Material provided section start

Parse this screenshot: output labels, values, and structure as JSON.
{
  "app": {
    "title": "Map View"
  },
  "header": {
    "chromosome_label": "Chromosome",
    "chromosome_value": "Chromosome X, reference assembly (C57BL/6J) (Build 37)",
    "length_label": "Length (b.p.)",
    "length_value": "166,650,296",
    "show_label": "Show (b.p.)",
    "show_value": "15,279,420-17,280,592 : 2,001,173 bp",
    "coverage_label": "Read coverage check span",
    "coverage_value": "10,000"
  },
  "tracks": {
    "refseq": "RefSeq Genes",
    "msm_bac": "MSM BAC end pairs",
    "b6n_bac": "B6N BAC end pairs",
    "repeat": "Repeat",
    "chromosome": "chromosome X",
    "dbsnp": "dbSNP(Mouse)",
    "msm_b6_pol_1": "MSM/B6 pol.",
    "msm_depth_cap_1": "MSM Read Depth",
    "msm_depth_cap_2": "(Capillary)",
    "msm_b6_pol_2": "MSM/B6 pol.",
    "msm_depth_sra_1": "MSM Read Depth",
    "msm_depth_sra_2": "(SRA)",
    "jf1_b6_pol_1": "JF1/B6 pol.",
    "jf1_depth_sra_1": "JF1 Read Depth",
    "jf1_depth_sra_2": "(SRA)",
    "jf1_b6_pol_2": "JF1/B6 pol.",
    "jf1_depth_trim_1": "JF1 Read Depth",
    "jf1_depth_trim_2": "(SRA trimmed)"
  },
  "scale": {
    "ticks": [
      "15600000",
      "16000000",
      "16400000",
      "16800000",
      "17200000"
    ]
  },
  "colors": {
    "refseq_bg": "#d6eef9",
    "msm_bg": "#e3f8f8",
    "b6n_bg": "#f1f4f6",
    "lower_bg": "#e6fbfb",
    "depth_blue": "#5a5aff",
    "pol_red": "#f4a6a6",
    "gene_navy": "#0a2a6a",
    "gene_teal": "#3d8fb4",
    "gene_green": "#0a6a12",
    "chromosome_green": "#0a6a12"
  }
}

Material provided section end

Exercise requirements:
Repeat all the records. Match each line exactly.

Response area:
Parse this screenshot: output labels, values, and structure as JSON.
{
  "app": {
    "title": "Map View"
  },
  "header": {
    "chromosome_label": "Chromosome",
    "chromosome_value": "Chromosome X, reference assembly (C57BL/6J) (Build 37)",
    "length_label": "Length (b.p.)",
    "length_value": "166,650,296",
    "show_label": "Show (b.p.)",
    "show_value": "15,279,420-17,280,592 : 2,001,173 bp",
    "coverage_label": "Read coverage check span",
    "coverage_value": "10,000"
  },
  "tracks": {
    "refseq": "RefSeq Genes",
    "msm_bac": "MSM BAC end pairs",
    "b6n_bac": "B6N BAC end pairs",
    "repeat": "Repeat",
    "chromosome": "chromosome X",
    "dbsnp": "dbSNP(Mouse)",
    "msm_b6_pol_1": "MSM/B6 pol.",
    "msm_depth_cap_1": "MSM Read Depth",
    "msm_depth_cap_2": "(Capillary)",
    "msm_b6_pol_2": "MSM/B6 pol.",
    "msm_depth_sra_1": "MSM Read Depth",
    "msm_depth_sra_2": "(SRA)",
    "jf1_b6_pol_1": "JF1/B6 pol.",
    "jf1_depth_sra_1": "JF1 Read Depth",
    "jf1_depth_sra_2": "(SRA)",
    "jf1_b6_pol_2": "JF1/B6 pol.",
    "jf1_depth_trim_1": "JF1 Read Depth",
    "jf1_depth_trim_2": "(SRA trimmed)"
  },
  "scale": {
    "ticks": [
      "15600000",
      "16000000",
      "16400000",
      "16800000",
      "17200000"
    ]
  },
  "colors": {
    "refseq_bg": "#d6eef9",
    "msm_bg": "#e3f8f8",
    "b6n_bg": "#f1f4f6",
    "lower_bg": "#e6fbfb",
    "depth_blue": "#5a5aff",
    "pol_red": "#f4a6a6",
    "gene_navy": "#0a2a6a",
    "gene_teal": "#3d8fb4",
    "gene_green": "#0a6a12",
    "chromosome_green": "#0a6a12"
  }
}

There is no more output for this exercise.